Task objective: Using the listing below, select the lines with the word "Statistics" and copy them.

'''

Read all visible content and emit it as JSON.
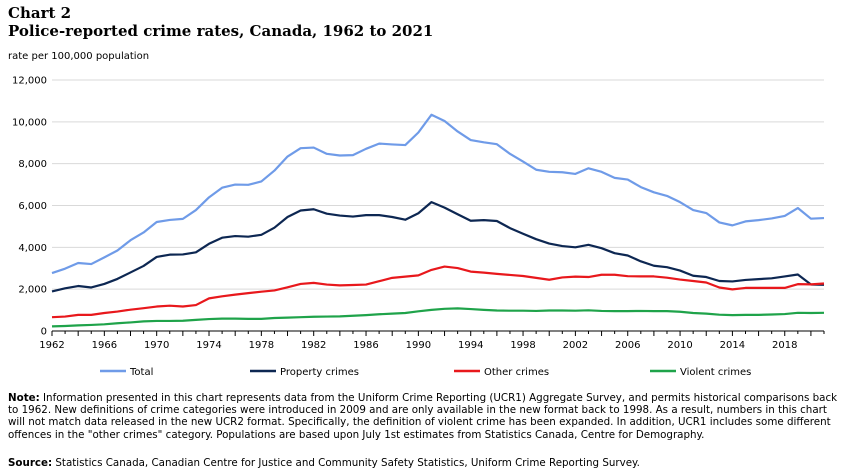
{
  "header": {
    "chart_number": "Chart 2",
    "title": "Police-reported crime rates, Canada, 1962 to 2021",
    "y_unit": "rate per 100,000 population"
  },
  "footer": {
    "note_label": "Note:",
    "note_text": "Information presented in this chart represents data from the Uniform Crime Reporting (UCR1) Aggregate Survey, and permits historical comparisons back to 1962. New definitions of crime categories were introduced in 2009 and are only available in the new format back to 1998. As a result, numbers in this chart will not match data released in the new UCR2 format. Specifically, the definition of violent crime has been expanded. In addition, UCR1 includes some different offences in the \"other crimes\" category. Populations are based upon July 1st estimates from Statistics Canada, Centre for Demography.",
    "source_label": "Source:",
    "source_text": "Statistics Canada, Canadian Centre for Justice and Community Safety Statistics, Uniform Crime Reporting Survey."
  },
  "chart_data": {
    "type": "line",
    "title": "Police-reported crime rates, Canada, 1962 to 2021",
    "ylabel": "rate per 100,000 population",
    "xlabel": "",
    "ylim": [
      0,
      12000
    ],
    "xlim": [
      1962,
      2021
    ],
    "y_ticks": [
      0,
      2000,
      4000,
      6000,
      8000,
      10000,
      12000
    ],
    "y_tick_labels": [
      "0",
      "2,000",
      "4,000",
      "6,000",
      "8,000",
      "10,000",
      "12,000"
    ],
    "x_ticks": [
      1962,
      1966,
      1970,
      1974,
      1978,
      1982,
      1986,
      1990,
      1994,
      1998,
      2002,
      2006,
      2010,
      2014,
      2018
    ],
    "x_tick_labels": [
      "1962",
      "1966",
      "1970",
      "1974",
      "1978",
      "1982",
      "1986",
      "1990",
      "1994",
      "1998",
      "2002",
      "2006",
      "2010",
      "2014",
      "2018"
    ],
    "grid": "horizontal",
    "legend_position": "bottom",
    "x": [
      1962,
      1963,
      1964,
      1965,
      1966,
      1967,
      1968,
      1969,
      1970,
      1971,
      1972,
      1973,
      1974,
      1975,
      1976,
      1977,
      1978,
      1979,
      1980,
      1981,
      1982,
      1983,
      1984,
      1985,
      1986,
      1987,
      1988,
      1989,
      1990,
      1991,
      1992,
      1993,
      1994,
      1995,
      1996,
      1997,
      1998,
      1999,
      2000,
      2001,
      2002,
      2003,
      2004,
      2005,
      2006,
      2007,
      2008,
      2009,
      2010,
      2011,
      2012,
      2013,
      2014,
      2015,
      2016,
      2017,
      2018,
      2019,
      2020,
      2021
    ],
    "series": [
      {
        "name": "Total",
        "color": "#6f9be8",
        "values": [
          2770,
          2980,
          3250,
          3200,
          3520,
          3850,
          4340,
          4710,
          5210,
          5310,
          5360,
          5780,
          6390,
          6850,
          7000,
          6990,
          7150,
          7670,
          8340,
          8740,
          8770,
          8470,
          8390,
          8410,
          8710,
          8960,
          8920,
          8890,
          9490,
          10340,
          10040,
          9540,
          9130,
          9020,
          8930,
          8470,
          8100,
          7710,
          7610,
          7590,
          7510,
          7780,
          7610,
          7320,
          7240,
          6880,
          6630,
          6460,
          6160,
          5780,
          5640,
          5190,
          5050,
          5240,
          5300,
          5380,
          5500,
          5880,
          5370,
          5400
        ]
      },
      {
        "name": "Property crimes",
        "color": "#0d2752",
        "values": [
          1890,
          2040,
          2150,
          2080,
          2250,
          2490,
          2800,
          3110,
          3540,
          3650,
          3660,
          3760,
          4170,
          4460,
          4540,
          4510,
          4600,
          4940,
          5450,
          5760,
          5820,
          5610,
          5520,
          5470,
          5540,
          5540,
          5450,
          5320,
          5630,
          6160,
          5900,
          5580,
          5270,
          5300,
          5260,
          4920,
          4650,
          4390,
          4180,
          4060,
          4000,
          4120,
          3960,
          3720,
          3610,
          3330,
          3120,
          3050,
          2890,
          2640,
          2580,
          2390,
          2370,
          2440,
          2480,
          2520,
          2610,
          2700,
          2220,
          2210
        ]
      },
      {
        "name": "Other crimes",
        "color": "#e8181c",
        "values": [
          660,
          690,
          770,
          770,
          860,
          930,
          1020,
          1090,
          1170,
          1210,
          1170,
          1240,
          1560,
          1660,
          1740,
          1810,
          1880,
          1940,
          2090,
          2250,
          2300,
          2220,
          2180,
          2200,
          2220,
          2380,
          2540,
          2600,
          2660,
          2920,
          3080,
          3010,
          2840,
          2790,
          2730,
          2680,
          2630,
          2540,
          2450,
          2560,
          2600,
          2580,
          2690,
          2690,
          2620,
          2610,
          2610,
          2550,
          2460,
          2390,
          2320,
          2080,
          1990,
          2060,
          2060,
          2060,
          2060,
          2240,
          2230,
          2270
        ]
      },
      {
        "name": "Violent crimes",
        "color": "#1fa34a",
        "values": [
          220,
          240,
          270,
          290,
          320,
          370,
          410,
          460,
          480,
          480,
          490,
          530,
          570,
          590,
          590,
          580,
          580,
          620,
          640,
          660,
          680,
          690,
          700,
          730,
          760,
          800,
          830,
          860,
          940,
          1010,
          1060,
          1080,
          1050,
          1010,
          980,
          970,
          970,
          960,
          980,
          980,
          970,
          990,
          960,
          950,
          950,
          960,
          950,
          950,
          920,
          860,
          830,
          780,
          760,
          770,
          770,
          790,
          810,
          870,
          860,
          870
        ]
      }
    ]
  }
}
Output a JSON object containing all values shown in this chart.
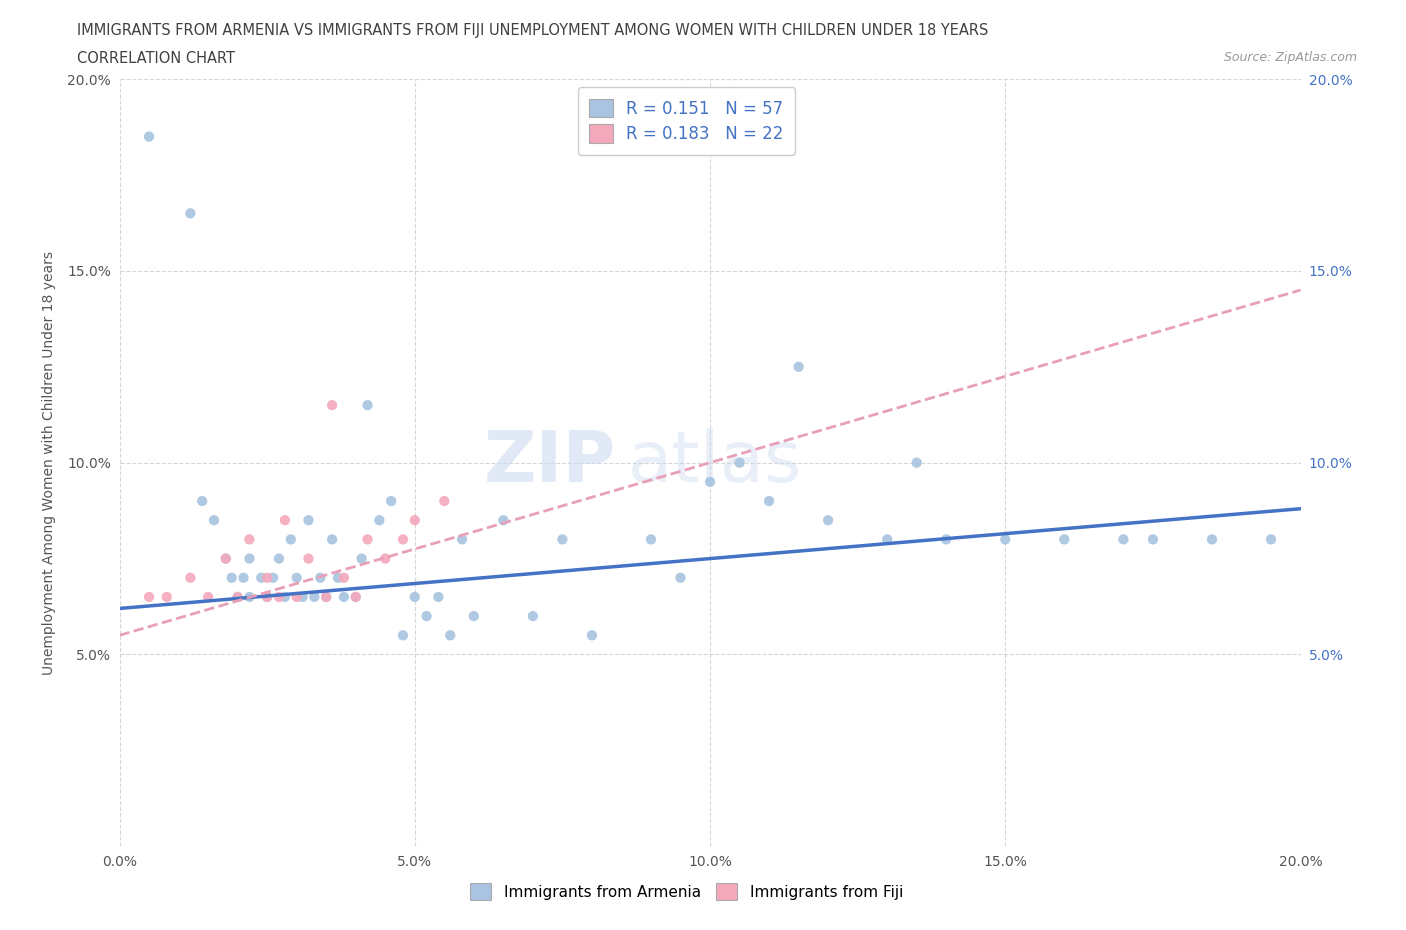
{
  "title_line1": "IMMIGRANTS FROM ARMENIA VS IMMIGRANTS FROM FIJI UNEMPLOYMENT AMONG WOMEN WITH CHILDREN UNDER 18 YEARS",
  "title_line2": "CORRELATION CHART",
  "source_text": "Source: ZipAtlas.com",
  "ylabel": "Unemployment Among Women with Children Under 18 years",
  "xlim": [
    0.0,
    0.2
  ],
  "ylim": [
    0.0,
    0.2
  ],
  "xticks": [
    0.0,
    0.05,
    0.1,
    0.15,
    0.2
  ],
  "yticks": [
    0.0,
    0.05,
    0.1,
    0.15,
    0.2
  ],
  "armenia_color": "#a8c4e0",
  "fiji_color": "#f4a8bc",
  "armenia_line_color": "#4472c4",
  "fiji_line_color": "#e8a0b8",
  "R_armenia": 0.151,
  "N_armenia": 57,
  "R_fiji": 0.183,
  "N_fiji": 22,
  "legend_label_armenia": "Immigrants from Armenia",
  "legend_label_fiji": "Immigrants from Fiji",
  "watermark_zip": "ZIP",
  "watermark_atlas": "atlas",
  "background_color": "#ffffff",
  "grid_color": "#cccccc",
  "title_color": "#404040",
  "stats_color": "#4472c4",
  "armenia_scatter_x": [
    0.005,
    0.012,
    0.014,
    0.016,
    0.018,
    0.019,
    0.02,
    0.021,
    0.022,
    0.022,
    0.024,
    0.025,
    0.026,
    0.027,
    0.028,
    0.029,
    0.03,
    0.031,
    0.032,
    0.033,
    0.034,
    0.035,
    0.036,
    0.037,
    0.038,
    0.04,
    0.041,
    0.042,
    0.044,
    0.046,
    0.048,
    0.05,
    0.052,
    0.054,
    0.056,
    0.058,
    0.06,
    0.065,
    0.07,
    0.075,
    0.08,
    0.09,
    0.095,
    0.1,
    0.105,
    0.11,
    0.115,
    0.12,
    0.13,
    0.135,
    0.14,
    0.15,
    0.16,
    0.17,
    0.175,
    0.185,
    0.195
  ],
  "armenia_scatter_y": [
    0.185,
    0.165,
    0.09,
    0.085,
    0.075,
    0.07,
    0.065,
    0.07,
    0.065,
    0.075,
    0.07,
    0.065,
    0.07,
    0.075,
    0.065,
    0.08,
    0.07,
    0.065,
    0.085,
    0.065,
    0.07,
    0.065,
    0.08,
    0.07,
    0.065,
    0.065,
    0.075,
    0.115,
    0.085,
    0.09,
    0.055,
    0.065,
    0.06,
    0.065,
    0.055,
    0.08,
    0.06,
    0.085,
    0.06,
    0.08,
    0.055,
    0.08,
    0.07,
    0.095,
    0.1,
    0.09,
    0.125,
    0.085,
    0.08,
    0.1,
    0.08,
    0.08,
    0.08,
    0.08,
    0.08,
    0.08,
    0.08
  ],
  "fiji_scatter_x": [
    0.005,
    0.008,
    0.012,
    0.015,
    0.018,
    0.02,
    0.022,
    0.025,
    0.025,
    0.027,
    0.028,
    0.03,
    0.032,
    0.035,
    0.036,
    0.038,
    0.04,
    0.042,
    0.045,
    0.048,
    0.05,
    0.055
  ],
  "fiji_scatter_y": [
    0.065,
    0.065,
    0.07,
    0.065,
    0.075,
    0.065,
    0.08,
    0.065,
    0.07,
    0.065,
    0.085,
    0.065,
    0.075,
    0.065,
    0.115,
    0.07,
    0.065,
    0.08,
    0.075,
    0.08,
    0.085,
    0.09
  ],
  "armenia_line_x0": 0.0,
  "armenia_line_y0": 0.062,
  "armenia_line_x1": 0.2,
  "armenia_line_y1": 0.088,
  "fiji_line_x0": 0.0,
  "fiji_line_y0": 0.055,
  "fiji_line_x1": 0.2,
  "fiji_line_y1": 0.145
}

'''

Task answer:
    "note_text": "Information presented in this chart represents data from the Uniform Crime Reporting (UCR1) Aggregate Survey, and permits historical comparisons back to 1962. New definitions of crime categories were introduced in 2009 and are only available in the new format back to 1998. As a result, numbers in this chart will not match data released in the new UCR2 format. Specifically, the definition of violent crime has been expanded. In addition, UCR1 includes some different offences in the \"other crimes\" category. Populations are based upon July 1st estimates from Statistics Canada, Centre for Demography.",
    "source_text": "Statistics Canada, Canadian Centre for Justice and Community Safety Statistics, Uniform Crime Reporting Survey."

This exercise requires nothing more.